EXERCISE BRIEF: Every record that follows must be duplicated exactly, with images left out.

..........

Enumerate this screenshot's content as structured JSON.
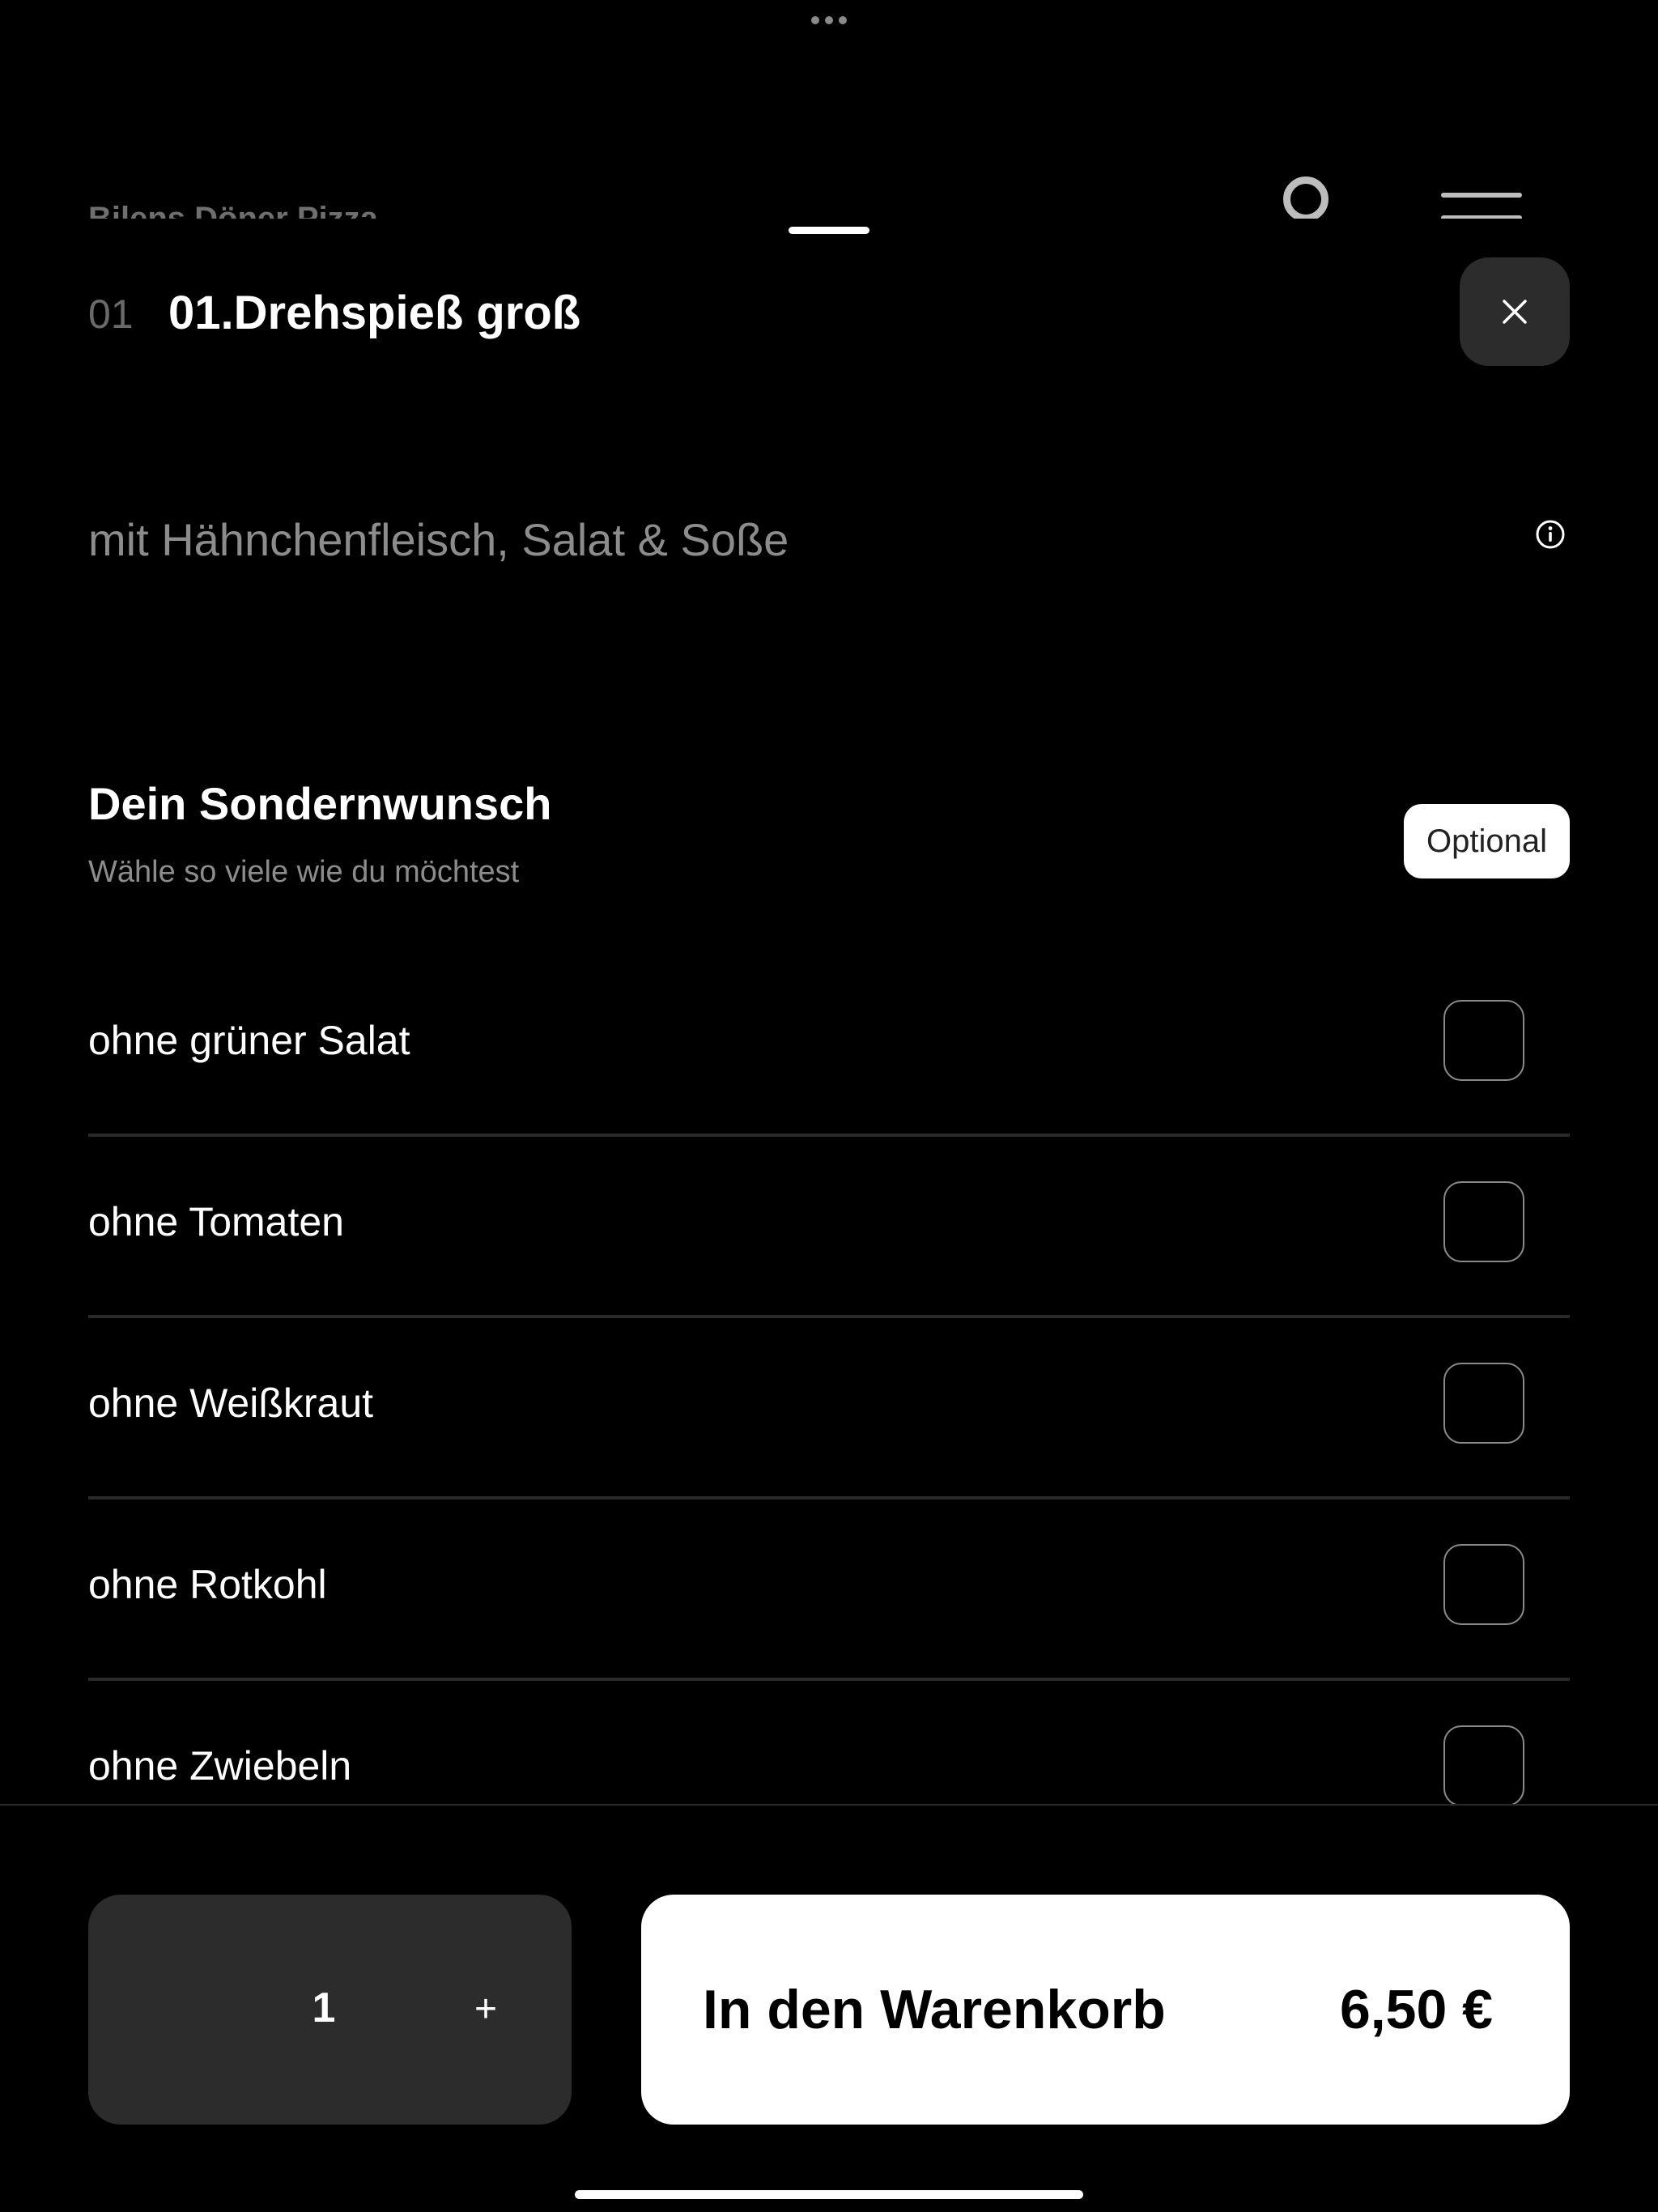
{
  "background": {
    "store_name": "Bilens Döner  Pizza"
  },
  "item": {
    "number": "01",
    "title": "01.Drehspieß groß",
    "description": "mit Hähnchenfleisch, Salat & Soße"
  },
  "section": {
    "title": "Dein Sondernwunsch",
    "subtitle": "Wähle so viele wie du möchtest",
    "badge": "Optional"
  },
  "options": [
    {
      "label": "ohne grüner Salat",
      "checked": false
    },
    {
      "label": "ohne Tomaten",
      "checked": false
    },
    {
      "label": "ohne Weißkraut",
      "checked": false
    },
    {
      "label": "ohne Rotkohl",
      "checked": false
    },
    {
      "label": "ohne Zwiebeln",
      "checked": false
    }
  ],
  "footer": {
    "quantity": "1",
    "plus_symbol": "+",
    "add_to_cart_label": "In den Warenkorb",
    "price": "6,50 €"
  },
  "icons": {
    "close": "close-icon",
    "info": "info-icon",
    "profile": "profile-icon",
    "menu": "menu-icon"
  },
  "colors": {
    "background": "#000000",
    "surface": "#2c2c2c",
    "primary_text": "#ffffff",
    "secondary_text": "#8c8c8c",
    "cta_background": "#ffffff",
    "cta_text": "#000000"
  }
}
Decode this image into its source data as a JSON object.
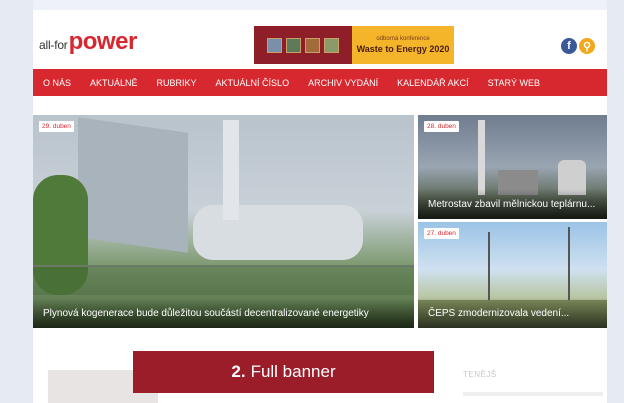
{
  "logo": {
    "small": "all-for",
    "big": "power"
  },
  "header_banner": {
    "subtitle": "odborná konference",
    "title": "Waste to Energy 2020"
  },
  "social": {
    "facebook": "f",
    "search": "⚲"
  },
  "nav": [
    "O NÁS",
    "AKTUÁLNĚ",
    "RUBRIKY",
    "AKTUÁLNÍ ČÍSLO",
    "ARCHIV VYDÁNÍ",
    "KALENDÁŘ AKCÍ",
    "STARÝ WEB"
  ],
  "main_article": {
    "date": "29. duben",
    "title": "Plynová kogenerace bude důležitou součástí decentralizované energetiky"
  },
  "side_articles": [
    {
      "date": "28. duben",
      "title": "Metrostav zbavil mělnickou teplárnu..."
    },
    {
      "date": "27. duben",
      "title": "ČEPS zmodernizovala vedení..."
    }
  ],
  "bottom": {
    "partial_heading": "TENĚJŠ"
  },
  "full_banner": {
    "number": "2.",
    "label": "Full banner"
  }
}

..........

COMPLETED EXERCISE:
Enumerate this screenshot's content as structured JSON.
{
  "background": {
    "store_name": "Bilens Döner  Pizza"
  },
  "item": {
    "number": "01",
    "title": "01.Drehspieß groß",
    "description": "mit Hähnchenfleisch, Salat & Soße"
  },
  "section": {
    "title": "Dein Sondernwunsch",
    "subtitle": "Wähle so viele wie du möchtest",
    "badge": "Optional"
  },
  "options": [
    {
      "label": "ohne grüner Salat",
      "checked": false
    },
    {
      "label": "ohne Tomaten",
      "checked": false
    },
    {
      "label": "ohne Weißkraut",
      "checked": false
    },
    {
      "label": "ohne Rotkohl",
      "checked": false
    },
    {
      "label": "ohne Zwiebeln",
      "checked": false
    }
  ],
  "footer": {
    "quantity": "1",
    "plus_symbol": "+",
    "add_to_cart_label": "In den Warenkorb",
    "price": "6,50 €"
  },
  "icons": {
    "close": "close-icon",
    "info": "info-icon",
    "profile": "profile-icon",
    "menu": "menu-icon"
  },
  "colors": {
    "background": "#000000",
    "surface": "#2c2c2c",
    "primary_text": "#ffffff",
    "secondary_text": "#8c8c8c",
    "cta_background": "#ffffff",
    "cta_text": "#000000"
  }
}
Decode this image into its source data as a JSON object.
{
  "logo": {
    "small": "all-for",
    "big": "power"
  },
  "header_banner": {
    "subtitle": "odborná konference",
    "title": "Waste to Energy 2020"
  },
  "social": {
    "facebook": "f",
    "search": "⚲"
  },
  "nav": [
    "O NÁS",
    "AKTUÁLNĚ",
    "RUBRIKY",
    "AKTUÁLNÍ ČÍSLO",
    "ARCHIV VYDÁNÍ",
    "KALENDÁŘ AKCÍ",
    "STARÝ WEB"
  ],
  "main_article": {
    "date": "29. duben",
    "title": "Plynová kogenerace bude důležitou součástí decentralizované energetiky"
  },
  "side_articles": [
    {
      "date": "28. duben",
      "title": "Metrostav zbavil mělnickou teplárnu..."
    },
    {
      "date": "27. duben",
      "title": "ČEPS zmodernizovala vedení..."
    }
  ],
  "bottom": {
    "partial_heading": "TENĚJŠ"
  },
  "full_banner": {
    "number": "2.",
    "label": "Full banner"
  }
}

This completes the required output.